-- What the task requires --
Go through the listing below and gather every line with the word "Number".

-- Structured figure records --

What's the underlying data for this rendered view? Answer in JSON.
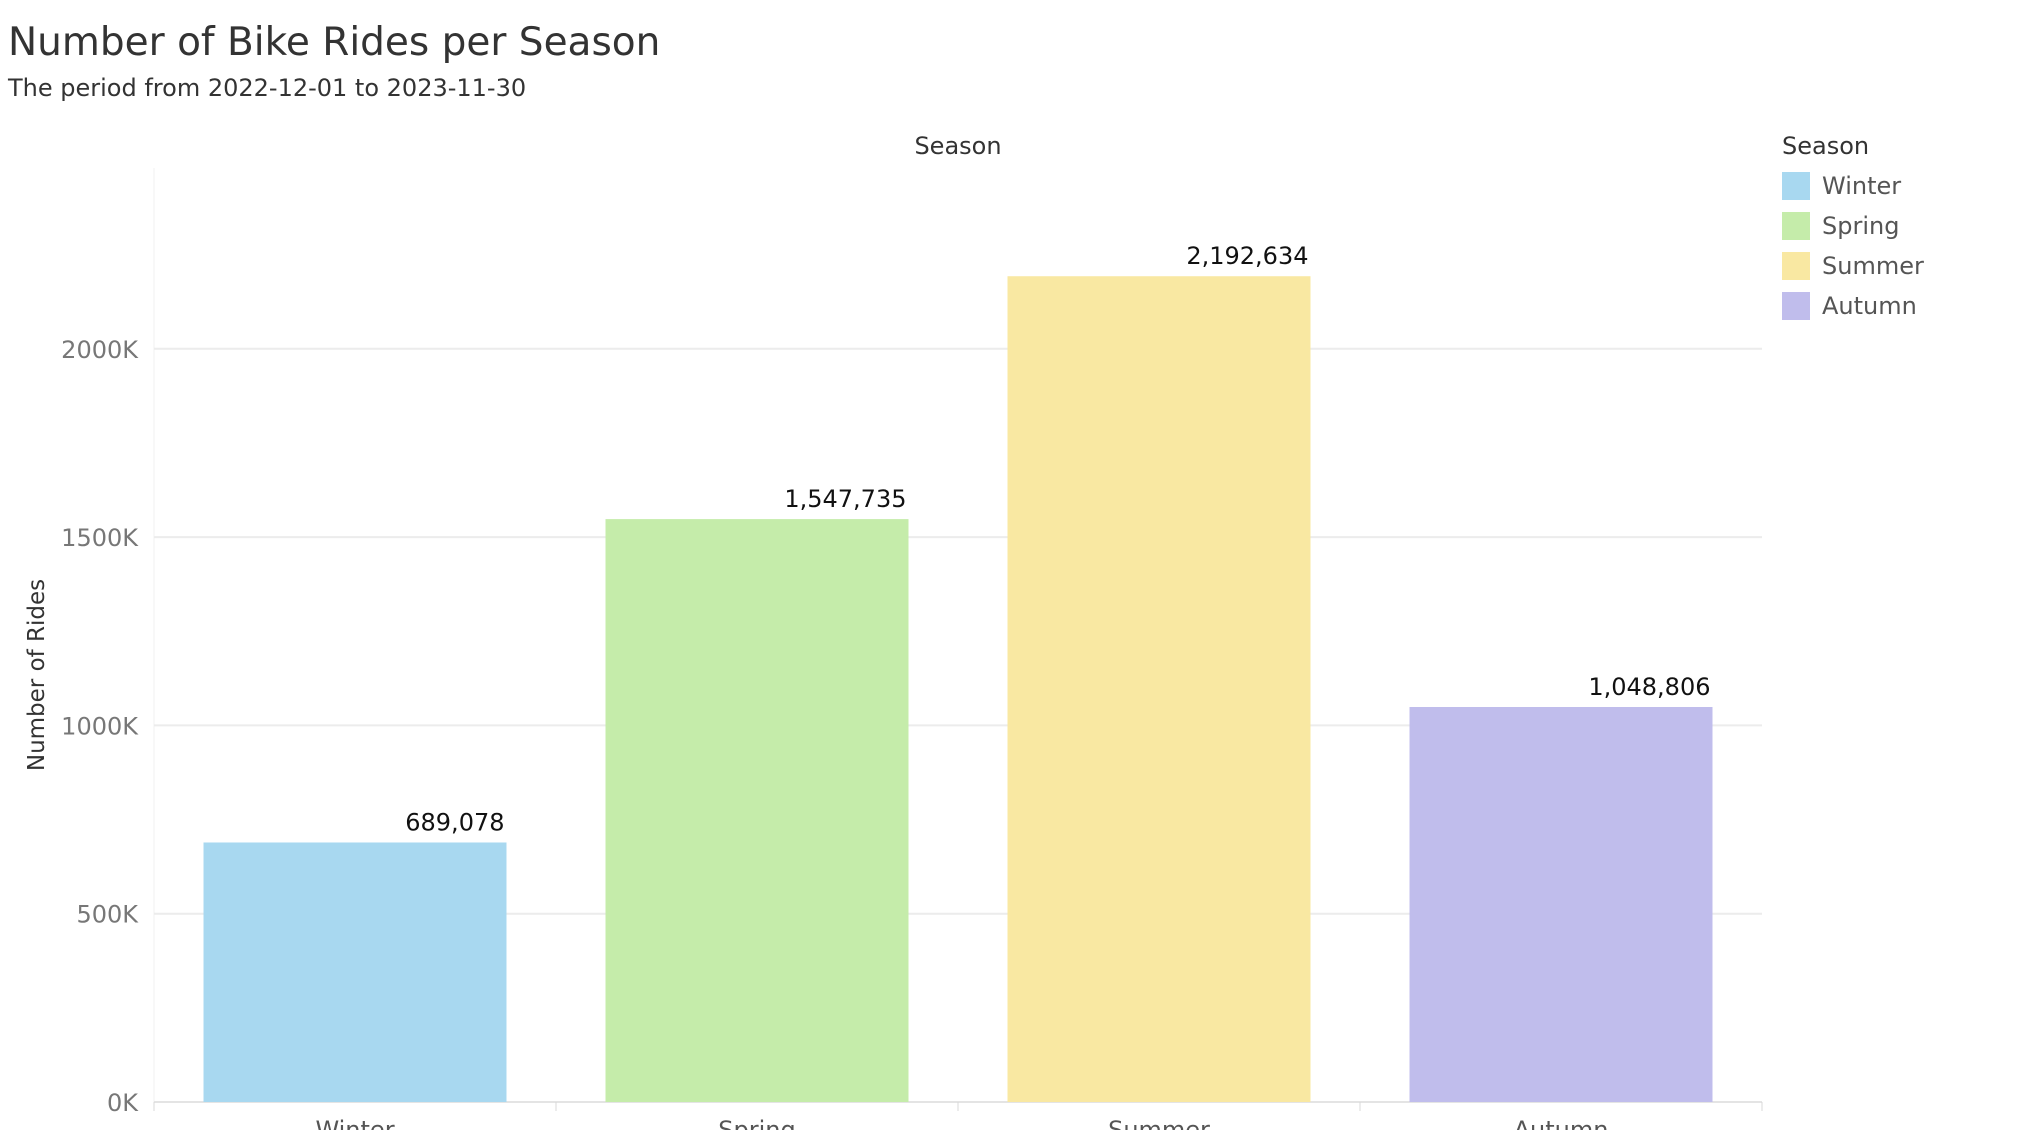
{
  "chart_data": {
    "type": "bar",
    "title": "Number of Bike Rides per Season",
    "subtitle": "The period from 2022-12-01 to 2023-11-30",
    "column_header": "Season",
    "ylabel": "Number of Rides",
    "categories": [
      "Winter",
      "Spring",
      "Summer",
      "Autumn"
    ],
    "values": [
      689078,
      1547735,
      2192634,
      1048806
    ],
    "value_labels": [
      "689,078",
      "1,547,735",
      "2,192,634",
      "1,048,806"
    ],
    "colors": [
      "#a8d8f0",
      "#c5ecaa",
      "#f9e8a2",
      "#c0bdec"
    ],
    "ylim": [
      0,
      2480000
    ],
    "yticks": [
      0,
      500000,
      1000000,
      1500000,
      2000000
    ],
    "ytick_labels": [
      "0K",
      "500K",
      "1000K",
      "1500K",
      "2000K"
    ],
    "grid": true,
    "legend": {
      "title": "Season",
      "position": "right",
      "items": [
        "Winter",
        "Spring",
        "Summer",
        "Autumn"
      ]
    }
  }
}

-- Response to this task --
    "title": "Number of Bike Rides per Season",
    "ylabel": "Number of Rides",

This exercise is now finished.